Within this material, how many lines have the string "name" in them? The answer is a number, with nothing added.

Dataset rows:
»»
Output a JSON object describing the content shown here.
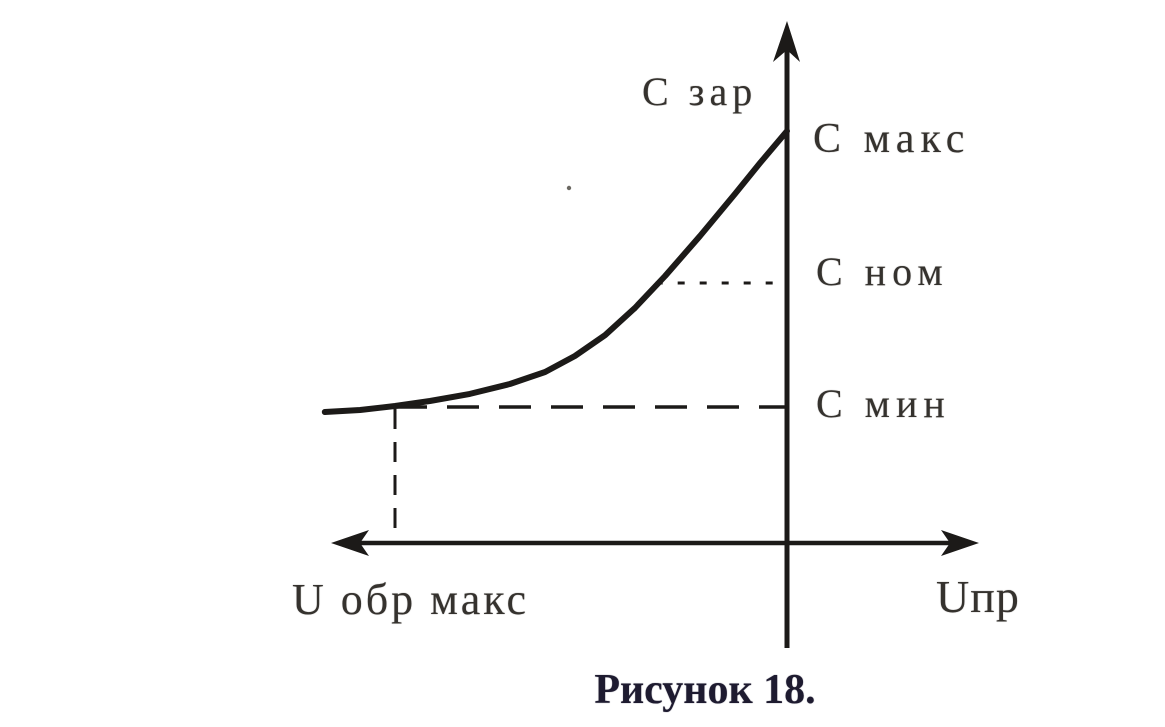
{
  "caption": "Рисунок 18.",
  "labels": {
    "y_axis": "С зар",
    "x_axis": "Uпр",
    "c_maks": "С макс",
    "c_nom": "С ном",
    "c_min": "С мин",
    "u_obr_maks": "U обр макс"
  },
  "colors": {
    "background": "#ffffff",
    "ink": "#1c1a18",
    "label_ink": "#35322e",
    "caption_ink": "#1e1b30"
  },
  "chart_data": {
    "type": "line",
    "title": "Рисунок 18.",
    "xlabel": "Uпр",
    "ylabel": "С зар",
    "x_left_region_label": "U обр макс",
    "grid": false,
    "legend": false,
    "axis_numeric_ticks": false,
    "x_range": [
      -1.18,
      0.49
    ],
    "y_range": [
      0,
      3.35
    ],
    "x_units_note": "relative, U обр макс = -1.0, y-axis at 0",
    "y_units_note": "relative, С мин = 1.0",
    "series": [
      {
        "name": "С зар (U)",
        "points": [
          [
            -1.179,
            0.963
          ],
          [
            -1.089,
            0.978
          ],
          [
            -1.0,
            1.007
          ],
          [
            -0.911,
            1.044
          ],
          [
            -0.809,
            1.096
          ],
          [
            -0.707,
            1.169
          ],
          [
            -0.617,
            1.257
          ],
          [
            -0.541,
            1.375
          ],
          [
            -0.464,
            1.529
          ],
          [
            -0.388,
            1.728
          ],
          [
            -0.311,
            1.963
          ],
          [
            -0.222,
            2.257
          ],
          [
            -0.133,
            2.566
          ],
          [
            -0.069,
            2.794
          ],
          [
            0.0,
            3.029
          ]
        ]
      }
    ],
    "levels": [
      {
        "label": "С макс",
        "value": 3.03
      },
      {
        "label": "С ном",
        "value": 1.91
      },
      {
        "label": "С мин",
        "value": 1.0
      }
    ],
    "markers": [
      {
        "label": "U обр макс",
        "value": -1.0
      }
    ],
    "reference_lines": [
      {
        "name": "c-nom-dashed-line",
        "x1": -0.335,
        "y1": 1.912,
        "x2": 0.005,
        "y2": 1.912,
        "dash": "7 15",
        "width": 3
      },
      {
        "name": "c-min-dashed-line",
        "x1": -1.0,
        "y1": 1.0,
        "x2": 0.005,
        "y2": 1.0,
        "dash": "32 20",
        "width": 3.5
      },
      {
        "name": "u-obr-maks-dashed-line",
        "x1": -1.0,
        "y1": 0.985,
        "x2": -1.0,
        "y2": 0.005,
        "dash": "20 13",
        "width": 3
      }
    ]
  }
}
««
RESULT:
4